**Objective**
Copy out every record below exactly as written, but leave out any pictures.

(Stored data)
** START **

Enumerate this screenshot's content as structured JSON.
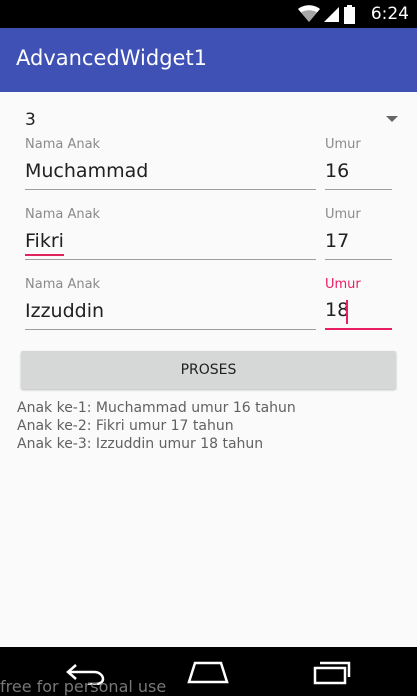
{
  "status_bar": {
    "time": "6:24"
  },
  "app_bar": {
    "title": "AdvancedWidget1"
  },
  "spinner": {
    "selected": "3"
  },
  "rows": [
    {
      "name_label": "Nama Anak",
      "name_value": "Muchammad",
      "age_label": "Umur",
      "age_value": "16"
    },
    {
      "name_label": "Nama Anak",
      "name_value": "Fikri",
      "age_label": "Umur",
      "age_value": "17"
    },
    {
      "name_label": "Nama Anak",
      "name_value": "Izzuddin",
      "age_label": "Umur",
      "age_value": "18"
    }
  ],
  "button": {
    "label": "PROSES"
  },
  "results": [
    "Anak ke-1: Muchammad umur 16 tahun",
    "Anak ke-2: Fikri umur 17 tahun",
    "Anak ke-3: Izzuddin umur 18 tahun"
  ],
  "watermark": "free for personal use",
  "colors": {
    "primary": "#3F51B5",
    "accent": "#E91E63",
    "button": "#D6D7D7"
  },
  "icons": [
    "wifi-icon",
    "signal-icon",
    "battery-icon",
    "back-icon",
    "home-icon",
    "recents-icon",
    "dropdown-arrow-icon"
  ]
}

** END **

**Worked answer**
Enumerate this screenshot's content as structured JSON.
{
  "status_bar": {
    "time": "6:24"
  },
  "app_bar": {
    "title": "AdvancedWidget1"
  },
  "spinner": {
    "selected": "3"
  },
  "rows": [
    {
      "name_label": "Nama Anak",
      "name_value": "Muchammad",
      "age_label": "Umur",
      "age_value": "16"
    },
    {
      "name_label": "Nama Anak",
      "name_value": "Fikri",
      "age_label": "Umur",
      "age_value": "17"
    },
    {
      "name_label": "Nama Anak",
      "name_value": "Izzuddin",
      "age_label": "Umur",
      "age_value": "18"
    }
  ],
  "button": {
    "label": "PROSES"
  },
  "results": [
    "Anak ke-1: Muchammad umur 16 tahun",
    "Anak ke-2: Fikri umur 17 tahun",
    "Anak ke-3: Izzuddin umur 18 tahun"
  ],
  "watermark": "free for personal use",
  "colors": {
    "primary": "#3F51B5",
    "accent": "#E91E63",
    "button": "#D6D7D7"
  },
  "icons": [
    "wifi-icon",
    "signal-icon",
    "battery-icon",
    "back-icon",
    "home-icon",
    "recents-icon",
    "dropdown-arrow-icon"
  ]
}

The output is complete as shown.